— Start of GIVEN INFORMATION —
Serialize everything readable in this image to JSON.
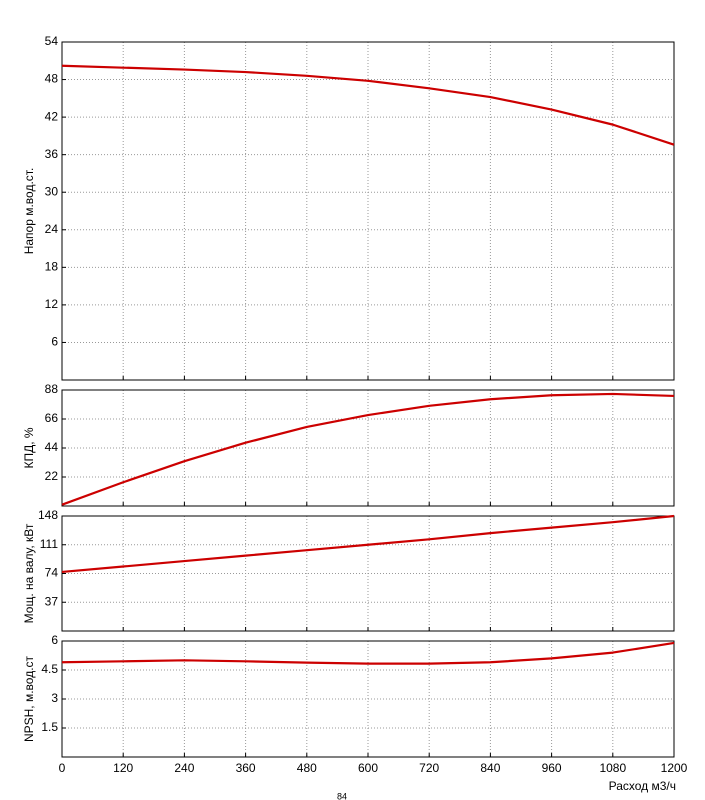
{
  "chart_data": [
    {
      "type": "line",
      "ylabel": "Напор м.вод.ст.",
      "x": [
        0,
        120,
        240,
        360,
        480,
        600,
        720,
        840,
        960,
        1080,
        1200
      ],
      "series": [
        {
          "color": "#cc0000",
          "values": [
            50.2,
            49.9,
            49.6,
            49.2,
            48.6,
            47.8,
            46.6,
            45.2,
            43.2,
            40.8,
            37.6
          ]
        }
      ],
      "xlim": [
        0,
        1200
      ],
      "xticks": [
        0,
        120,
        240,
        360,
        480,
        600,
        720,
        840,
        960,
        1080,
        1200
      ],
      "ylim": [
        0,
        54
      ],
      "yticks": [
        6,
        12,
        18,
        24,
        30,
        36,
        42,
        48,
        54
      ],
      "grid": true
    },
    {
      "type": "line",
      "ylabel": "КПД, %",
      "x": [
        0,
        120,
        240,
        360,
        480,
        600,
        720,
        840,
        960,
        1080,
        1200
      ],
      "series": [
        {
          "color": "#cc0000",
          "values": [
            1,
            18,
            34,
            48,
            60,
            69,
            76,
            81,
            84,
            85,
            83.5
          ]
        }
      ],
      "xlim": [
        0,
        1200
      ],
      "xticks": [
        0,
        120,
        240,
        360,
        480,
        600,
        720,
        840,
        960,
        1080,
        1200
      ],
      "ylim": [
        0,
        88
      ],
      "yticks": [
        22,
        44,
        66,
        88
      ],
      "grid": true
    },
    {
      "type": "line",
      "ylabel": "Мощ. на валу, кВт",
      "x": [
        0,
        120,
        240,
        360,
        480,
        600,
        720,
        840,
        960,
        1080,
        1200
      ],
      "series": [
        {
          "color": "#cc0000",
          "values": [
            76,
            83,
            90,
            97,
            104,
            111,
            118,
            126,
            133,
            140,
            148
          ]
        }
      ],
      "xlim": [
        0,
        1200
      ],
      "xticks": [
        0,
        120,
        240,
        360,
        480,
        600,
        720,
        840,
        960,
        1080,
        1200
      ],
      "ylim": [
        0,
        148
      ],
      "yticks": [
        37,
        74,
        111,
        148
      ],
      "grid": true
    },
    {
      "type": "line",
      "ylabel": "NPSH, м.вод.ст",
      "xlabel": "Расход м3/ч",
      "note": "84",
      "x": [
        0,
        120,
        240,
        360,
        480,
        600,
        720,
        840,
        960,
        1080,
        1200
      ],
      "series": [
        {
          "color": "#cc0000",
          "values": [
            4.9,
            4.95,
            5.0,
            4.95,
            4.88,
            4.83,
            4.83,
            4.9,
            5.1,
            5.4,
            5.9
          ]
        }
      ],
      "xlim": [
        0,
        1200
      ],
      "xticks": [
        0,
        120,
        240,
        360,
        480,
        600,
        720,
        840,
        960,
        1080,
        1200
      ],
      "ylim": [
        0,
        6
      ],
      "yticks": [
        1.5,
        3,
        4.5,
        6
      ],
      "grid": true,
      "xticklabels": true
    }
  ]
}
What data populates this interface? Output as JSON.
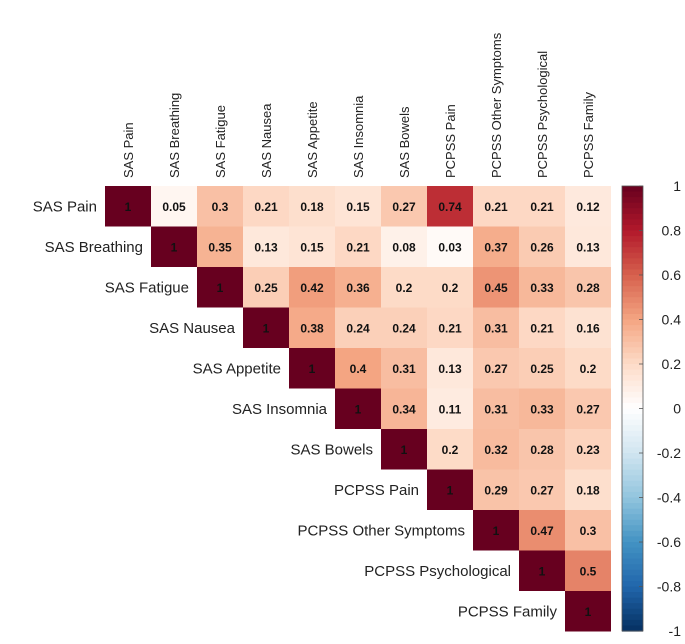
— End of GIVEN INFORMATION —
_GIVEN EXERCISE:_ Give back the whole listing as it stands, minus its pictures.

_WORKED SOLUTION:_
Serialize everything readable in this image to JSON.
{
  "chart_data": [
    {
      "type": "line",
      "ylabel": "Напор м.вод.ст.",
      "x": [
        0,
        120,
        240,
        360,
        480,
        600,
        720,
        840,
        960,
        1080,
        1200
      ],
      "series": [
        {
          "color": "#cc0000",
          "values": [
            50.2,
            49.9,
            49.6,
            49.2,
            48.6,
            47.8,
            46.6,
            45.2,
            43.2,
            40.8,
            37.6
          ]
        }
      ],
      "xlim": [
        0,
        1200
      ],
      "xticks": [
        0,
        120,
        240,
        360,
        480,
        600,
        720,
        840,
        960,
        1080,
        1200
      ],
      "ylim": [
        0,
        54
      ],
      "yticks": [
        6,
        12,
        18,
        24,
        30,
        36,
        42,
        48,
        54
      ],
      "grid": true
    },
    {
      "type": "line",
      "ylabel": "КПД, %",
      "x": [
        0,
        120,
        240,
        360,
        480,
        600,
        720,
        840,
        960,
        1080,
        1200
      ],
      "series": [
        {
          "color": "#cc0000",
          "values": [
            1,
            18,
            34,
            48,
            60,
            69,
            76,
            81,
            84,
            85,
            83.5
          ]
        }
      ],
      "xlim": [
        0,
        1200
      ],
      "xticks": [
        0,
        120,
        240,
        360,
        480,
        600,
        720,
        840,
        960,
        1080,
        1200
      ],
      "ylim": [
        0,
        88
      ],
      "yticks": [
        22,
        44,
        66,
        88
      ],
      "grid": true
    },
    {
      "type": "line",
      "ylabel": "Мощ. на валу, кВт",
      "x": [
        0,
        120,
        240,
        360,
        480,
        600,
        720,
        840,
        960,
        1080,
        1200
      ],
      "series": [
        {
          "color": "#cc0000",
          "values": [
            76,
            83,
            90,
            97,
            104,
            111,
            118,
            126,
            133,
            140,
            148
          ]
        }
      ],
      "xlim": [
        0,
        1200
      ],
      "xticks": [
        0,
        120,
        240,
        360,
        480,
        600,
        720,
        840,
        960,
        1080,
        1200
      ],
      "ylim": [
        0,
        148
      ],
      "yticks": [
        37,
        74,
        111,
        148
      ],
      "grid": true
    },
    {
      "type": "line",
      "ylabel": "NPSH, м.вод.ст",
      "xlabel": "Расход м3/ч",
      "note": "84",
      "x": [
        0,
        120,
        240,
        360,
        480,
        600,
        720,
        840,
        960,
        1080,
        1200
      ],
      "series": [
        {
          "color": "#cc0000",
          "values": [
            4.9,
            4.95,
            5.0,
            4.95,
            4.88,
            4.83,
            4.83,
            4.9,
            5.1,
            5.4,
            5.9
          ]
        }
      ],
      "xlim": [
        0,
        1200
      ],
      "xticks": [
        0,
        120,
        240,
        360,
        480,
        600,
        720,
        840,
        960,
        1080,
        1200
      ],
      "ylim": [
        0,
        6
      ],
      "yticks": [
        1.5,
        3,
        4.5,
        6
      ],
      "grid": true,
      "xticklabels": true
    }
  ]
}
What data populates this interface? Output as JSON.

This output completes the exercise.